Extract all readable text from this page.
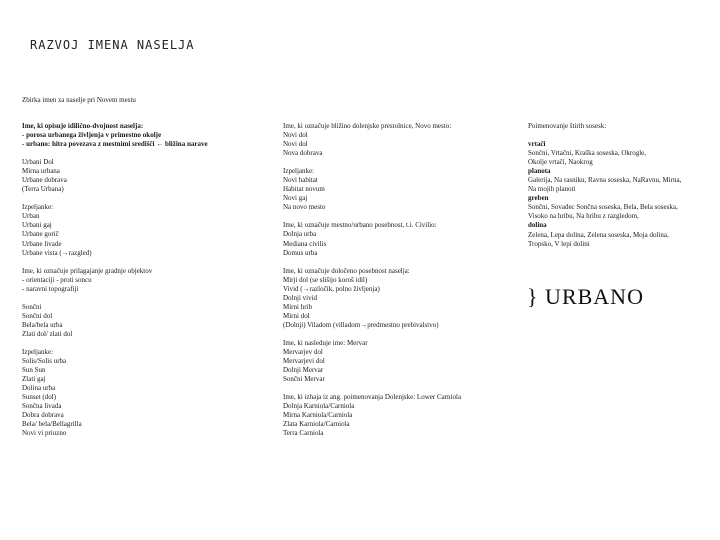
RAZVOJ IMENA NASELJA
Zbirka imen za naselje pri Novem mestu
Ime, ki opisuje idilično-dvojnost naselja:
- porosa urbanega življenja v primestno okolje
- urbano: hitra povezava z mestnimi središči ← bližina narave
Urbani Dol
Mirna urbana
Urbane dobrava
(Terra Urbana)
Izpeljanke:
Urban
Urbani gaj
Urbane gorič
Urbane livade
Urbane vista (→razgled)
Ime, ki označuje prilagajanje gradnje objektov
- orientaciji - proti soncu
- naravni topografiji
Sončni
Sončni dol
Bela/bela urba
Zlati dol/ zlati dol
Izpeljanke:
Solis/Solis urba
Sun Sun
Zlati gaj
Dolina urba
Sunset (dol)
Sončna livada
Dobra dobrava
Bela/ bela/Bellagrilla
Novi vi priuzno
Ime, ki označuje bližino dolenjske prestolnice, Novo mesto:
Novi dol
Novi dol
Nova dobrava
Izpeljanke:
Novi habitat
Habitat novum
Novi gaj
Na novo mesto
Ime, ki označuje mestno/urbano posebnost, t.i. Civilio:
Dolnja urba
Mediana civilis
Domus urba
Ime, ki označuje določeno posebnost naselja:
Mirji dol (se slišijo koroš idil)
Vivid (→razločik, polno življenja)
Dolnji vivid
Mirni hrib
Mirni dol
(Dolnji) Viladom (villadom→predmestno prebivalstvo)
Ime, ki nasleduje ime: Mervar
Mervarjev dol
Mervarjevi dol
Dolnji Mervar
Sončni Mervar
Ime, ki izhaja iz ang. poimenovanja Dolenjske: Lower Carniola
Dolnja Karniola/Carniola
Mirna Karniola/Carniola
Zlata Karniola/Carniola
Terra Carniola
Poimenovanje štirih sosesk:
vrtači
Sončni, Vrtačni, Kraška soseska, Okrogle,
Okolje vrtači, Naokrog
planota
Galerija, Na rasniku, Ravna soseska, NaRavnu, Mirna,
Na mojih planoti
greben
Sončni, Sovadec Sončna soseska, Bela, Bela soseska,
Visoko na hribu, Na hribu z razgledom,
dolina
Zelena, Lepa dolina, Zelena soseska, Moja dolina,
Tropsko, V lepi dolini
} URBANO
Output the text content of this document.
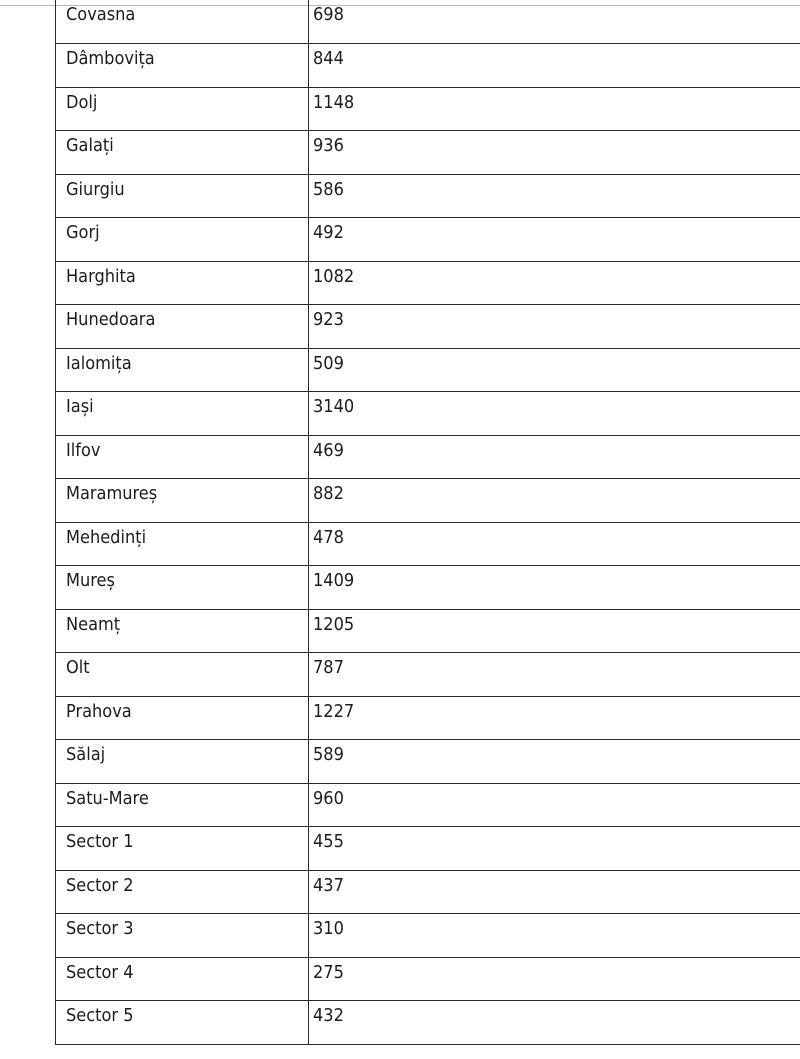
Covasna	698
Dâmbovița	844
Dolj	1148
Galați	936
Giurgiu	586
Gorj	492
Harghita	1082
Hunedoara	923
Ialomița	509
Iași	3140
Ilfov	469
Maramureș	882
Mehedinți	478
Mureș	1409
Neamț	1205
Olt	787
Prahova	1227
Sălaj	589
Satu-Mare	960
Sector 1	455
Sector 2	437
Sector 3	310
Sector 4	275
Sector 5	432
——————
Set down every entry word for word, but omit the pictures.

* [OUTPUT OF THE TASK]:
Extract all readable text from this page.
RAZVOJ IMENA NASELJA
Zbirka imen za naselje pri Novem mestu
Ime, ki opisuje idilično-dvojnost naselja:
- porosa urbanega življenja v primestno okolje
- urbano: hitra povezava z mestnimi središči ← bližina narave
Urbani Dol
Mirna urbana
Urbane dobrava
(Terra Urbana)
Izpeljanke:
Urban
Urbani gaj
Urbane gorič
Urbane livade
Urbane vista (→razgled)
Ime, ki označuje prilagajanje gradnje objektov
- orientaciji - proti soncu
- naravni topografiji
Sončni
Sončni dol
Bela/bela urba
Zlati dol/ zlati dol
Izpeljanke:
Solis/Solis urba
Sun Sun
Zlati gaj
Dolina urba
Sunset (dol)
Sončna livada
Dobra dobrava
Bela/ bela/Bellagrilla
Novi vi priuzno
Ime, ki označuje bližino dolenjske prestolnice, Novo mesto:
Novi dol
Novi dol
Nova dobrava
Izpeljanke:
Novi habitat
Habitat novum
Novi gaj
Na novo mesto
Ime, ki označuje mestno/urbano posebnost, t.i. Civilio:
Dolnja urba
Mediana civilis
Domus urba
Ime, ki označuje določeno posebnost naselja:
Mirji dol (se slišijo koroš idil)
Vivid (→razločik, polno življenja)
Dolnji vivid
Mirni hrib
Mirni dol
(Dolnji) Viladom (villadom→predmestno prebivalstvo)
Ime, ki nasleduje ime: Mervar
Mervarjev dol
Mervarjevi dol
Dolnji Mervar
Sončni Mervar
Ime, ki izhaja iz ang. poimenovanja Dolenjske: Lower Carniola
Dolnja Karniola/Carniola
Mirna Karniola/Carniola
Zlata Karniola/Carniola
Terra Carniola
Poimenovanje štirih sosesk:
vrtači
Sončni, Vrtačni, Kraška soseska, Okrogle,
Okolje vrtači, Naokrog
planota
Galerija, Na rasniku, Ravna soseska, NaRavnu, Mirna,
Na mojih planoti
greben
Sončni, Sovadec Sončna soseska, Bela, Bela soseska,
Visoko na hribu, Na hribu z razgledom,
dolina
Zelena, Lepa dolina, Zelena soseska, Moja dolina,
Tropsko, V lepi dolini
} URBANO
Output the text content of this document.
Covasna	698
Dâmbovița	844
Dolj	1148
Galați	936
Giurgiu	586
Gorj	492
Harghita	1082
Hunedoara	923
Ialomița	509
Iași	3140
Ilfov	469
Maramureș	882
Mehedinți	478
Mureș	1409
Neamț	1205
Olt	787
Prahova	1227
Sălaj	589
Satu-Mare	960
Sector 1	455
Sector 2	437
Sector 3	310
Sector 4	275
Sector 5	432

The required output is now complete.